[提示された文章]
_ _ _ _

細い崖の道をすぎると、なんとか分岐点に到着!ここもちょっとした頂上のような感じで景色がいい!標高は2,600m超、360度のパノラマが楽しめる!白馬駅方面はまだ雲海に包まれている。ここも一つの目標地点である、眼下に広がる景色を楽しみながら腰をおろし少し休む・・・北側には唐松岳の山頂が見えた!
 
こちらが分岐点から見た唐松岳山頂・・・また登るのか(汗)。しかもせっかくここまで登ったのに一度下ってから上らないといけない(汗)。正直・・・しんどい(苦笑)!現在時刻は11時過ぎ、通常の人であれば10時半には山頂にいる時間だ。山頂まではあと30分くらいらしい・・・往復に1時間、そして昼食休憩などに1時間、下りで・・・。頂上までの登るペースを考えると結構際どい気がしてきた。ここも一つの目標地点だし・・・ここで諦めてもいいか、と思った。帰り時間を優先しなければならない都合もある(リフトが間に合わないと麓まで徒歩になる)。ツレとも話した結果それもアリということになった。
 
・・・しか~しッ!!!こんな頂上を目の前にして諦めるなんて・・・そんな選択肢あるか???と、急に諦めかけた自分にカツを入れたくなった!!!山頂を諦める前に昼食を諦めればいいじゃないか!と。たしかに1時間くらい通常ペースに遅れているが、その1時間は昼食タイムでちょうどツジツマが合うのだ!これは山頂を目指すべきである!そして帰り時刻が読める地点で余裕があれば昼食にしよう!と、ツレに説明をして意見は一致、山頂を目指すこととなった!なれば急げと井村屋のようかんでエネルギー補充し山頂へ!

 

 

 
山頂への道は分岐点手前ほど険しく無く、かつ危険な感じは少ないものの、頂上付近は急勾配と狭い道が続く。集中していて・・・この道中も画像は無い(汗)!なんとか目標へ向かい足を進める、足よ、前に行け!足元を見て一歩一歩を確かめるように歩く・・・その先には・・・
 
※画像は一部処理しています
 
・・・あッ、頂上!?!?しかし、どこか頂上かよく確認せず足元を見て一心不乱に登って来てしまったため、急に目の前に現れた山頂に感動する間も無かった。「あれ、もう山頂???」という感じだった(汗)。ツレは私のようなアホではなく山頂を意識し登ってきたのでとても喜んでいる!しまった、乗り遅れた・・・という感じで山頂標識の前に行き喜ぶツレの写真を撮ったりしていた。そこに他の登山者が笑顔で「写真、撮りましょうか?」と笑顔で声をかけてくれた。

_ _ _ _

[処理用データ]
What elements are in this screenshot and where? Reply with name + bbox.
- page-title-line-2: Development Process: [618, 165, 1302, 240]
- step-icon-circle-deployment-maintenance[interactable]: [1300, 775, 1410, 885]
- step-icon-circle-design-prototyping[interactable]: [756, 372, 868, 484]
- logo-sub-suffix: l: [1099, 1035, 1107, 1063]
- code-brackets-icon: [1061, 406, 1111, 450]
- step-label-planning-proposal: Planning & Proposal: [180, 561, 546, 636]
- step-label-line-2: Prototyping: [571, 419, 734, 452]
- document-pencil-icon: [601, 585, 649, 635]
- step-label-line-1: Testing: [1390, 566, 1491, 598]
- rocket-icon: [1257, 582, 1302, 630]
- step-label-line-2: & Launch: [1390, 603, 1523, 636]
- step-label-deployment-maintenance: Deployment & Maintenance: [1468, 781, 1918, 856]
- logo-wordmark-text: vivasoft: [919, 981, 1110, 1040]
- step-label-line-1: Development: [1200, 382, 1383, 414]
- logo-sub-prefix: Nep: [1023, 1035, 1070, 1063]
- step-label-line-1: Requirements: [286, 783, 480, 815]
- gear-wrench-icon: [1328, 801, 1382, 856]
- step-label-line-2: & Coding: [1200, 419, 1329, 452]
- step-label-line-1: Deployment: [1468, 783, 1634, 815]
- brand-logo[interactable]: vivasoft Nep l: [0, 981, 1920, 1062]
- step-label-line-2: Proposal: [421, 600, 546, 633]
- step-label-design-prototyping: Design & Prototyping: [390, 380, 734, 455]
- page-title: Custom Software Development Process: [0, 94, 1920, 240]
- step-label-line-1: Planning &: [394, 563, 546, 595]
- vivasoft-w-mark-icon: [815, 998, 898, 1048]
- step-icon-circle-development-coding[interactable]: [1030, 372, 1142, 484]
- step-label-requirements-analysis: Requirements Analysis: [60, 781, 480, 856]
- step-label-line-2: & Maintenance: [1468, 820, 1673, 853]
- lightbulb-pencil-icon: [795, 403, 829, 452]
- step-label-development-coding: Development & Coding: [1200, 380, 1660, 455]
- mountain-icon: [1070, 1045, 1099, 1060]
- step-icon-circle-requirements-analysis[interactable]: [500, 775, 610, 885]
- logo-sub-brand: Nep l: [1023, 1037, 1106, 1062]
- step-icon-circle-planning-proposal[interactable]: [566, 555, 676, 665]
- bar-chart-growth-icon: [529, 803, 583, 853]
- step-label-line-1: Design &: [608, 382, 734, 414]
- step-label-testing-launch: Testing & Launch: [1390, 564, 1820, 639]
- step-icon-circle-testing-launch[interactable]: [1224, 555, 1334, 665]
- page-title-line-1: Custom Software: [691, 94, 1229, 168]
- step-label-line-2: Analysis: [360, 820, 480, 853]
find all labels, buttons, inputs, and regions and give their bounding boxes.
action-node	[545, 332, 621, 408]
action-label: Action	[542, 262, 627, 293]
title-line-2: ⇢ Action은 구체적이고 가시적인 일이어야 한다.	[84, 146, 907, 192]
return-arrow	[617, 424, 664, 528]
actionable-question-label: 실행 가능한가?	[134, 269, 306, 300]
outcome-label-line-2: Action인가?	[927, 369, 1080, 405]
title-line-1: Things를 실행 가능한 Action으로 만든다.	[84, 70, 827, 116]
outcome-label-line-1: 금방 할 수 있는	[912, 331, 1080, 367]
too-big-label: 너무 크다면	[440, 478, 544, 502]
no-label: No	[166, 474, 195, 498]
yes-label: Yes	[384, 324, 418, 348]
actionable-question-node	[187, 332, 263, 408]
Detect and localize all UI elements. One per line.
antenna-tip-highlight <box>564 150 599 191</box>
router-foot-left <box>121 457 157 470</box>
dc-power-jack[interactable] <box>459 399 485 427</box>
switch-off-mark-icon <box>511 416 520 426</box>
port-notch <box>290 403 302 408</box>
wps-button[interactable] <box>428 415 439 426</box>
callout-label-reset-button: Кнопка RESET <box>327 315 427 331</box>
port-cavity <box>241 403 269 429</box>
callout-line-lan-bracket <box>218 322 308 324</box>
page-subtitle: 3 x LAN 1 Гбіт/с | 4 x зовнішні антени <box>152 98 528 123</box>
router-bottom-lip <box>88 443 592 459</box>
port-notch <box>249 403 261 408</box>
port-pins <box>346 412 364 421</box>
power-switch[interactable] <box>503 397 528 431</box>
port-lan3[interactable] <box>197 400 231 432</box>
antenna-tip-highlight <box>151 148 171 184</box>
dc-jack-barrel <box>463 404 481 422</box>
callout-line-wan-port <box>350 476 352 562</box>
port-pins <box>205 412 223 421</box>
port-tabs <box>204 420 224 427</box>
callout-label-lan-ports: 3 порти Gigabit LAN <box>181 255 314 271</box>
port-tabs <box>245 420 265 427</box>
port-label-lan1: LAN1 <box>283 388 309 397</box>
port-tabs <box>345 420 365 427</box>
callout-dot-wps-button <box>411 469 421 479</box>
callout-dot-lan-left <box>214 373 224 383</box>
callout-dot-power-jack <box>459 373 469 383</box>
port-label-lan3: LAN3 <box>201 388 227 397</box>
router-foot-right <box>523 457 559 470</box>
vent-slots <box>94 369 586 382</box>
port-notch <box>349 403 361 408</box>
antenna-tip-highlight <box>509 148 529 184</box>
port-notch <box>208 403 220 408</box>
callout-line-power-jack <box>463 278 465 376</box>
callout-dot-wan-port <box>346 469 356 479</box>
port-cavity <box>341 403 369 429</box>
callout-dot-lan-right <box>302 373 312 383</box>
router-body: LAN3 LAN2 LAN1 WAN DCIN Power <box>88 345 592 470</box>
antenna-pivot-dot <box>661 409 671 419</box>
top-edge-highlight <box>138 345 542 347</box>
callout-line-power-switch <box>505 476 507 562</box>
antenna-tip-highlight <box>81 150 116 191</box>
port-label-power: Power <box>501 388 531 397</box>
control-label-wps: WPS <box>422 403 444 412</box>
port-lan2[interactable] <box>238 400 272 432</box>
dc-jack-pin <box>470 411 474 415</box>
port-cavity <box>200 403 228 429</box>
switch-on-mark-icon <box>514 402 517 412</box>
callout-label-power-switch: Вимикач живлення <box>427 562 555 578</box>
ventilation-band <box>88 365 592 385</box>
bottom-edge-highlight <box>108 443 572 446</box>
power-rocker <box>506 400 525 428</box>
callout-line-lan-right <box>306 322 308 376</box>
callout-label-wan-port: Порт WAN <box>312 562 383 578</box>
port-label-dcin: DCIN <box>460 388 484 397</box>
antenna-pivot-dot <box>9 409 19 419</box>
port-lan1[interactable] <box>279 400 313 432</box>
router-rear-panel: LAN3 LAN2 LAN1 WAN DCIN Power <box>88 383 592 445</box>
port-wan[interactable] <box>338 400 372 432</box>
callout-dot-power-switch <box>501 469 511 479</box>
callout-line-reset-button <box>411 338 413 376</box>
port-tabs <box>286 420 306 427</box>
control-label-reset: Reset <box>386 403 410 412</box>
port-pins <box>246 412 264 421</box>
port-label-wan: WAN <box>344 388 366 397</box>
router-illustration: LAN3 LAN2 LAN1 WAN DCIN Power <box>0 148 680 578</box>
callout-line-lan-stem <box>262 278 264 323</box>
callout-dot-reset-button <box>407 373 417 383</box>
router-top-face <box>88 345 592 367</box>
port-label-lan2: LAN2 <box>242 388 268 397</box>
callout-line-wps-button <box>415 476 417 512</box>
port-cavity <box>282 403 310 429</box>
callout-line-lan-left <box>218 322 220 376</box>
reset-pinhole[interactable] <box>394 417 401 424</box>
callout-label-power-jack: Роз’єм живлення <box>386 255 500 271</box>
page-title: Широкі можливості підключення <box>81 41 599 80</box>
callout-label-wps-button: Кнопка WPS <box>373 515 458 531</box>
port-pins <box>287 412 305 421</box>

_ _ _ _

[取り組む課題]
1) エントリの先頭から「- step-label-line-1: Design」を含む行までを書き直し、「interactable」を「clickable」に入れ替えてください。それ以外はすべて元のままにしてください。
2) 唐松岳登山の文章を引き継ぎ、最後の文のあとから続きを書いてください。

[課題ごとの出力]
1)
What elements are in this screenshot and where? Reply with name + bbox.
- page-title-line-2: Development Process: [618, 165, 1302, 240]
- step-icon-circle-deployment-maintenance[clickable]: [1300, 775, 1410, 885]
- step-icon-circle-design-prototyping[clickable]: [756, 372, 868, 484]
- logo-sub-suffix: l: [1099, 1035, 1107, 1063]
- code-brackets-icon: [1061, 406, 1111, 450]
- step-label-planning-proposal: Planning & Proposal: [180, 561, 546, 636]
- step-label-line-2: Prototyping: [571, 419, 734, 452]
- document-pencil-icon: [601, 585, 649, 635]
- step-label-line-1: Testing: [1390, 566, 1491, 598]
- rocket-icon: [1257, 582, 1302, 630]
- step-label-line-2: & Launch: [1390, 603, 1523, 636]
- step-label-deployment-maintenance: Deployment & Maintenance: [1468, 781, 1918, 856]
- logo-wordmark-text: vivasoft: [919, 981, 1110, 1040]
- step-label-line-1: Development: [1200, 382, 1383, 414]
- logo-sub-prefix: Nep: [1023, 1035, 1070, 1063]
- step-label-line-1: Requirements: [286, 783, 480, 815]
- gear-wrench-icon: [1328, 801, 1382, 856]
- step-label-line-2: & Coding: [1200, 419, 1329, 452]
- step-label-line-1: Deployment: [1468, 783, 1634, 815]
- brand-logo[clickable]: vivasoft Nep l: [0, 981, 1920, 1062]
- step-label-line-2: Proposal: [421, 600, 546, 633]
- step-label-design-prototyping: Design & Prototyping: [390, 380, 734, 455]
- page-title: Custom Software Development Process: [0, 94, 1920, 240]
- step-label-line-1: Planning &: [394, 563, 546, 595]
- vivasoft-w-mark-icon: [815, 998, 898, 1048]
- step-icon-circle-development-coding[clickable]: [1030, 372, 1142, 484]
- step-label-requirements-analysis: Requirements Analysis: [60, 781, 480, 856]
- step-label-line-2: & Maintenance: [1468, 820, 1673, 853]
- lightbulb-pencil-icon: [795, 403, 829, 452]
- step-label-development-coding: Development & Coding: [1200, 380, 1660, 455]
- mountain-icon: [1070, 1045, 1099, 1060]
- step-icon-circle-requirements-analysis[clickable]: [500, 775, 610, 885]
- logo-sub-brand: Nep l: [1023, 1037, 1106, 1062]
- step-icon-circle-planning-proposal[clickable]: [566, 555, 676, 665]
- bar-chart-growth-icon: [529, 803, 583, 853]
- step-label-line-1: Design &: [608, 382, 734, 414]

2)
 
ありがたい言葉に甘えることとし、山頂の標識と一緒にツレと撮影してもらう。撮影してくれたご夫婦もお返しに私が撮影をしたりしているうちに、この頂上が喜びと感動に包まれている事を強く感じた。そしてツレと一緒に達成した山頂までの道のりの達成感を、何故かここにいる人達全員と分かち合っているような気がしてくるのだ!
 
山頂からの360度の景色を見ていると、ジワジワと実感が湧いてくる。ああ、とうとう山頂まで来たんだな、と。ツレを励まし、自分はキツさをなるべく見せないようにして、でも後半は厳しさに負けそうな気持ちもあったここまでの道のり・・・これは山頂に来たその本人にしかわからない。同じ様にここにいる人それぞれがそれぞれの思いを秘めているが、それをみんなで共有しているような気分なのだ!「登ったぞ!!!」という共通のゴールに辿り着いた事で!
 
その証拠にもう一度見てほしい、上の画像の人々を。ほとんど背中を向けているのにその背中でわかるほどに、心が感動と達成感で満ち溢れているのだ。この興奮の集まった頂に立てば嫌でも感じてしまう!そして分かち合ってしまうのだ。
 

その強い達成感を感じながら山頂のパノラマを楽しむ。こちらは北(白馬岳方面)、手前側は北アルプスの難所、不帰嶮(からずのけん)だ。その山々を見下ろしているかのような景色だ。遠くには日本海らしき青いものと地平線も見える。何だか・・・地球を見下ろしている感じさえする!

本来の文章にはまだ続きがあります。